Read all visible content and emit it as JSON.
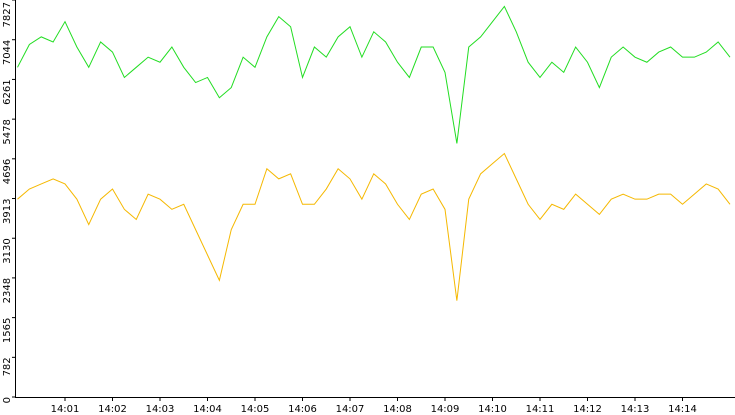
{
  "chart_data": {
    "type": "line",
    "categories": [
      null,
      null,
      null,
      null,
      "14:01",
      null,
      null,
      null,
      "14:02",
      null,
      null,
      null,
      "14:03",
      null,
      null,
      null,
      "14:04",
      null,
      null,
      null,
      "14:05",
      null,
      null,
      null,
      "14:06",
      null,
      null,
      null,
      "14:07",
      null,
      null,
      null,
      "14:08",
      null,
      null,
      null,
      "14:09",
      null,
      null,
      null,
      "14:10",
      null,
      null,
      null,
      "14:11",
      null,
      null,
      null,
      "14:12",
      null,
      null,
      null,
      "14:13",
      null,
      null,
      null,
      "14:14",
      null,
      null,
      null,
      null
    ],
    "series": [
      {
        "name": "green",
        "color": "#22dd22",
        "values": [
          6500,
          6950,
          7100,
          7000,
          7400,
          6900,
          6500,
          7000,
          6800,
          6300,
          6500,
          6700,
          6600,
          6900,
          6500,
          6200,
          6300,
          5900,
          6100,
          6700,
          6500,
          7100,
          7500,
          7300,
          6300,
          6900,
          6700,
          7100,
          7300,
          6700,
          7200,
          7000,
          6600,
          6300,
          6900,
          6900,
          6400,
          5000,
          6900,
          7100,
          7400,
          7700,
          7200,
          6600,
          6300,
          6600,
          6400,
          6900,
          6600,
          6100,
          6700,
          6900,
          6700,
          6600,
          6800,
          6900,
          6700,
          6700,
          6800,
          7000,
          6700
        ]
      },
      {
        "name": "orange",
        "color": "#f5b800",
        "values": [
          3900,
          4100,
          4200,
          4300,
          4200,
          3900,
          3400,
          3900,
          4100,
          3700,
          3500,
          4000,
          3900,
          3700,
          3800,
          3300,
          2800,
          2300,
          3300,
          3800,
          3800,
          4500,
          4300,
          4400,
          3800,
          3800,
          4100,
          4500,
          4300,
          3900,
          4400,
          4200,
          3800,
          3500,
          4000,
          4100,
          3700,
          1900,
          3900,
          4400,
          4600,
          4800,
          4300,
          3800,
          3500,
          3800,
          3700,
          4000,
          3800,
          3600,
          3900,
          4000,
          3900,
          3900,
          4000,
          4000,
          3800,
          4000,
          4200,
          4100,
          3800
        ]
      }
    ],
    "ylim": [
      0,
      7827
    ],
    "yticks": [
      0,
      782,
      1565,
      2348,
      3130,
      3913,
      4696,
      5478,
      6261,
      7044,
      7827
    ]
  }
}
---
● **Aim of the task**: Images must not appear in the copy; reproduce everything else in the records verbatim.

● **Result below**:
Read all visible content and emit it as JSON.
{
  "chart_data": {
    "type": "line",
    "categories": [
      null,
      null,
      null,
      null,
      "14:01",
      null,
      null,
      null,
      "14:02",
      null,
      null,
      null,
      "14:03",
      null,
      null,
      null,
      "14:04",
      null,
      null,
      null,
      "14:05",
      null,
      null,
      null,
      "14:06",
      null,
      null,
      null,
      "14:07",
      null,
      null,
      null,
      "14:08",
      null,
      null,
      null,
      "14:09",
      null,
      null,
      null,
      "14:10",
      null,
      null,
      null,
      "14:11",
      null,
      null,
      null,
      "14:12",
      null,
      null,
      null,
      "14:13",
      null,
      null,
      null,
      "14:14",
      null,
      null,
      null,
      null
    ],
    "series": [
      {
        "name": "green",
        "color": "#22dd22",
        "values": [
          6500,
          6950,
          7100,
          7000,
          7400,
          6900,
          6500,
          7000,
          6800,
          6300,
          6500,
          6700,
          6600,
          6900,
          6500,
          6200,
          6300,
          5900,
          6100,
          6700,
          6500,
          7100,
          7500,
          7300,
          6300,
          6900,
          6700,
          7100,
          7300,
          6700,
          7200,
          7000,
          6600,
          6300,
          6900,
          6900,
          6400,
          5000,
          6900,
          7100,
          7400,
          7700,
          7200,
          6600,
          6300,
          6600,
          6400,
          6900,
          6600,
          6100,
          6700,
          6900,
          6700,
          6600,
          6800,
          6900,
          6700,
          6700,
          6800,
          7000,
          6700
        ]
      },
      {
        "name": "orange",
        "color": "#f5b800",
        "values": [
          3900,
          4100,
          4200,
          4300,
          4200,
          3900,
          3400,
          3900,
          4100,
          3700,
          3500,
          4000,
          3900,
          3700,
          3800,
          3300,
          2800,
          2300,
          3300,
          3800,
          3800,
          4500,
          4300,
          4400,
          3800,
          3800,
          4100,
          4500,
          4300,
          3900,
          4400,
          4200,
          3800,
          3500,
          4000,
          4100,
          3700,
          1900,
          3900,
          4400,
          4600,
          4800,
          4300,
          3800,
          3500,
          3800,
          3700,
          4000,
          3800,
          3600,
          3900,
          4000,
          3900,
          3900,
          4000,
          4000,
          3800,
          4000,
          4200,
          4100,
          3800
        ]
      }
    ],
    "ylim": [
      0,
      7827
    ],
    "yticks": [
      0,
      782,
      1565,
      2348,
      3130,
      3913,
      4696,
      5478,
      6261,
      7044,
      7827
    ]
  }
}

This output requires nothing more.